— What to produce —
Check each line of the records for "proposition"; collect those that have it.

Stored items from a collection:
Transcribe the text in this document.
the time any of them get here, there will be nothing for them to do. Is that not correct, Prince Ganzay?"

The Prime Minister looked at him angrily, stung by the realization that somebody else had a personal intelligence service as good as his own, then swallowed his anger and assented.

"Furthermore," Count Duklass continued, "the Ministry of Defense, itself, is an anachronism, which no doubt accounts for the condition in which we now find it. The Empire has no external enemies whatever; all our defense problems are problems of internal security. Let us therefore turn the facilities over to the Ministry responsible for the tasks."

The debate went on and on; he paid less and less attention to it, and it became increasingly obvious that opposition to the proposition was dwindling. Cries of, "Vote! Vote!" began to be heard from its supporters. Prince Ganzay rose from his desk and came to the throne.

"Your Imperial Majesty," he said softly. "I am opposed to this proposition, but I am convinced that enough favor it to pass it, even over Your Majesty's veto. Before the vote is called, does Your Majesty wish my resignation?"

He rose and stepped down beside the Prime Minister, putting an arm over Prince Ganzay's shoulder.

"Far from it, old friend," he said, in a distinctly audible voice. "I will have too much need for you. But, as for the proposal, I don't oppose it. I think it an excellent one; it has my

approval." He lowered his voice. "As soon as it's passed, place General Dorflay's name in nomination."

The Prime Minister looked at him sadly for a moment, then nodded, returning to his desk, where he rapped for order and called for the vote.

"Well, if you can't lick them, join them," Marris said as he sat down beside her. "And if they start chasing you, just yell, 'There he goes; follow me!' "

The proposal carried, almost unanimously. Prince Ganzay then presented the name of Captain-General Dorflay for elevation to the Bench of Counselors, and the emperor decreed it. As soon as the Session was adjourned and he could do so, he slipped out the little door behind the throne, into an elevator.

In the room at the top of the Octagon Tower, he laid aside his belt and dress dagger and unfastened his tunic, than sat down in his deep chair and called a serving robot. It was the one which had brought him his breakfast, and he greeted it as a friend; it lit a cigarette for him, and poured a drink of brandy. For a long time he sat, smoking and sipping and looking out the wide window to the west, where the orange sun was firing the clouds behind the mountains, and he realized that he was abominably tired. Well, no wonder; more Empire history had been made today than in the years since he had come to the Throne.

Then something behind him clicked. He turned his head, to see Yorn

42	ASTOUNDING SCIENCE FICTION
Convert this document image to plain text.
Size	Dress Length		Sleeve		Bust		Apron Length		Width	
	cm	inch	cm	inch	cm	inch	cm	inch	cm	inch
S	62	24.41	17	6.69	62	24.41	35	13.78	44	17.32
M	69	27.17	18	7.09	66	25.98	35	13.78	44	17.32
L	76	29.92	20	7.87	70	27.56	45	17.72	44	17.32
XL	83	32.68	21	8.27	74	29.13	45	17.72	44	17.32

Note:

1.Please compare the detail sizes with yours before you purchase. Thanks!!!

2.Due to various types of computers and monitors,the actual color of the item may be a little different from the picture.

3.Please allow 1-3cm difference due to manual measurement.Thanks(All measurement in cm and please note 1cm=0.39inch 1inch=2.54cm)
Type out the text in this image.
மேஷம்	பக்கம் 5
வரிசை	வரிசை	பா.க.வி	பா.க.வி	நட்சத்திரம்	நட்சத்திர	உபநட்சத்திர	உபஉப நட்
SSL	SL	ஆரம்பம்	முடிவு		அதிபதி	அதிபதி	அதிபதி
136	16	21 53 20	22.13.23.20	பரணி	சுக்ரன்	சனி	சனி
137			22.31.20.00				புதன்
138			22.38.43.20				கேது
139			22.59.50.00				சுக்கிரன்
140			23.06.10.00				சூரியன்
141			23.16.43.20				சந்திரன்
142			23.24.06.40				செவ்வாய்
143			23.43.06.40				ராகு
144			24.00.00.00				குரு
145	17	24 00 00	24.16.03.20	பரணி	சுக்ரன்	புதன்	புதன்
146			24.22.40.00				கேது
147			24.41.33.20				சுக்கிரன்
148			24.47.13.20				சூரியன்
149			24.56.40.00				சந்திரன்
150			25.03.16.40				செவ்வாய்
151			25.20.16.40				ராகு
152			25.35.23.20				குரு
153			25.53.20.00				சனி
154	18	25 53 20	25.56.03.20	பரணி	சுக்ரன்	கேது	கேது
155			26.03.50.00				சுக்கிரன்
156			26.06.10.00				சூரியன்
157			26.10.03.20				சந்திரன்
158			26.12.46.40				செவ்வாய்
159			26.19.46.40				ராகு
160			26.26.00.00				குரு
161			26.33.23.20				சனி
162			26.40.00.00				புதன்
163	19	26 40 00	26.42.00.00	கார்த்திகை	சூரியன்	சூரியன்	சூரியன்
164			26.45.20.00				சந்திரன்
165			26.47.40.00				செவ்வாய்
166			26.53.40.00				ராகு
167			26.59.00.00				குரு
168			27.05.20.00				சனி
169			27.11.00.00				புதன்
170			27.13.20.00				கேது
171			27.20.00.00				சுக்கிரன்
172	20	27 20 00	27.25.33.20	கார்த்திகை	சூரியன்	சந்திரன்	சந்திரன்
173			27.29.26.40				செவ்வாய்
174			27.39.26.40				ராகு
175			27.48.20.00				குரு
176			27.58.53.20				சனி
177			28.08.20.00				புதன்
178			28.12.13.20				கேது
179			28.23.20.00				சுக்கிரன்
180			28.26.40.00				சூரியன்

— Answer to this problem —
The debate went on and on; he paid less and less attention to it, and it became increasingly obvious that opposition to the proposition was dwindling. Cries of, "Vote! Vote!" began to be heard from its supporters. Prince Ganzay rose from his desk and came to the throne.
"Your Imperial Majesty," he said softly. "I am opposed to this proposition, but I am convinced that enough favor it to pass it, even over Your Majesty's veto. Before the vote is called, does Your Majesty wish my resignation?"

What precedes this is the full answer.